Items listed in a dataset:

_ _ _

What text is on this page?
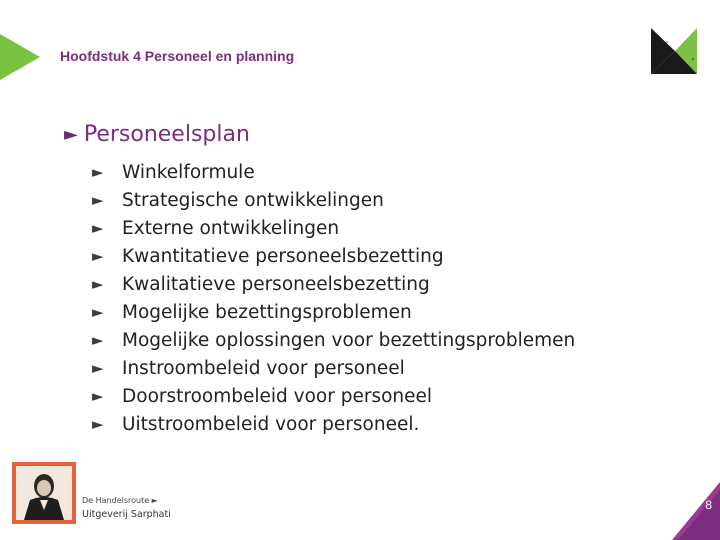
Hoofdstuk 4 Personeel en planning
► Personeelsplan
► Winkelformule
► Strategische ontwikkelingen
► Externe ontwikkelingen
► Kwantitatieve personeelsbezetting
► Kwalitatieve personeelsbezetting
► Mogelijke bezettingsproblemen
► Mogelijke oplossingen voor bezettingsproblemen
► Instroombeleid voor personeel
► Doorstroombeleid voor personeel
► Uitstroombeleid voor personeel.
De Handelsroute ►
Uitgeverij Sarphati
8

_ _ _

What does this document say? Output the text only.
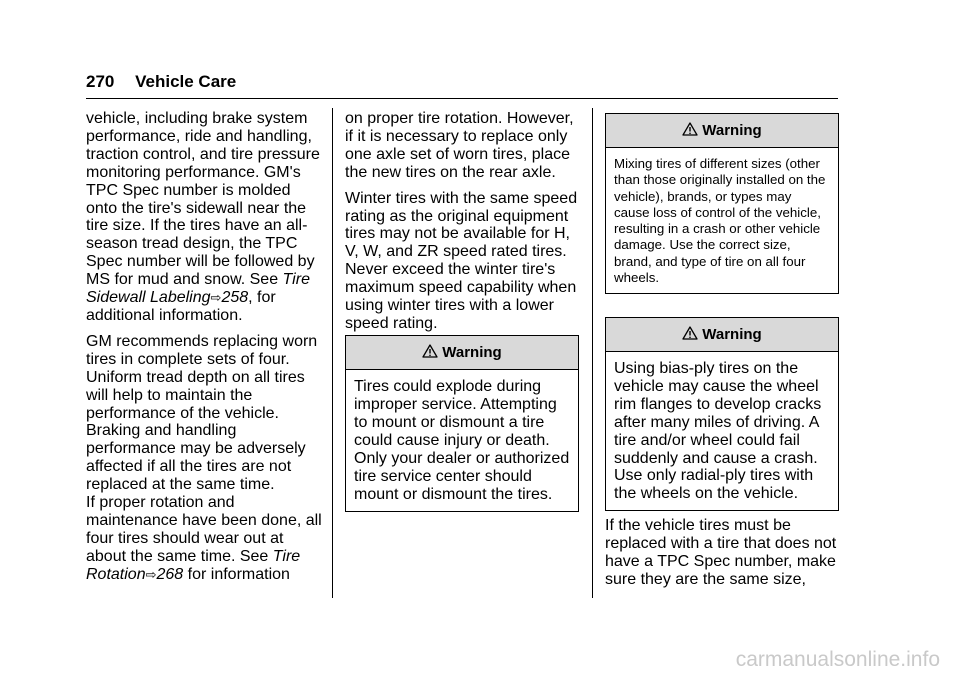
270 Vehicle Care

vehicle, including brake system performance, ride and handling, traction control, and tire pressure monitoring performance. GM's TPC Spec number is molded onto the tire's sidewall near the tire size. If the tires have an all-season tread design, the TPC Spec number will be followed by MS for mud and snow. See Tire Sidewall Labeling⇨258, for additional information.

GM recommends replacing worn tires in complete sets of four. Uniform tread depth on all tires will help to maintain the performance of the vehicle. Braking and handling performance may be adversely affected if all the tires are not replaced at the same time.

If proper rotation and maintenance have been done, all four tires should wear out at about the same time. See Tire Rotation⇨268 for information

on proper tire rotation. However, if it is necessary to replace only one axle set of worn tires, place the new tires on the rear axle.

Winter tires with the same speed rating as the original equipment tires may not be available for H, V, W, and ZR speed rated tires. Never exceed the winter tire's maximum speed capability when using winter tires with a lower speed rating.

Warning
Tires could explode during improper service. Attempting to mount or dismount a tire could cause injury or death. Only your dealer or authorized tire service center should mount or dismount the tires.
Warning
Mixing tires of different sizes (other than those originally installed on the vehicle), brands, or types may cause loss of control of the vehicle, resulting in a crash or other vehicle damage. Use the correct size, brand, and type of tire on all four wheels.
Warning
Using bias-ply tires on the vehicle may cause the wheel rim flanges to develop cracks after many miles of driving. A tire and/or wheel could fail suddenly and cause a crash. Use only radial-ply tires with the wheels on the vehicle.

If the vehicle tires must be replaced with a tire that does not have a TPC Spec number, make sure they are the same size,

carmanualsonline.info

_ _ _

WHAT IS NEEDED: Using the listing above, show every line that includes the string "information".

FULL SOLUTION:
vehicle, including brake system performance, ride and handling, traction control, and tire pressure monitoring performance. GM's TPC Spec number is molded onto the tire's sidewall near the tire size. If the tires have an all-season tread design, the TPC Spec number will be followed by MS for mud and snow. See Tire Sidewall Labeling⇨258, for additional information.
If proper rotation and maintenance have been done, all four tires should wear out at about the same time. See Tire Rotation⇨268 for information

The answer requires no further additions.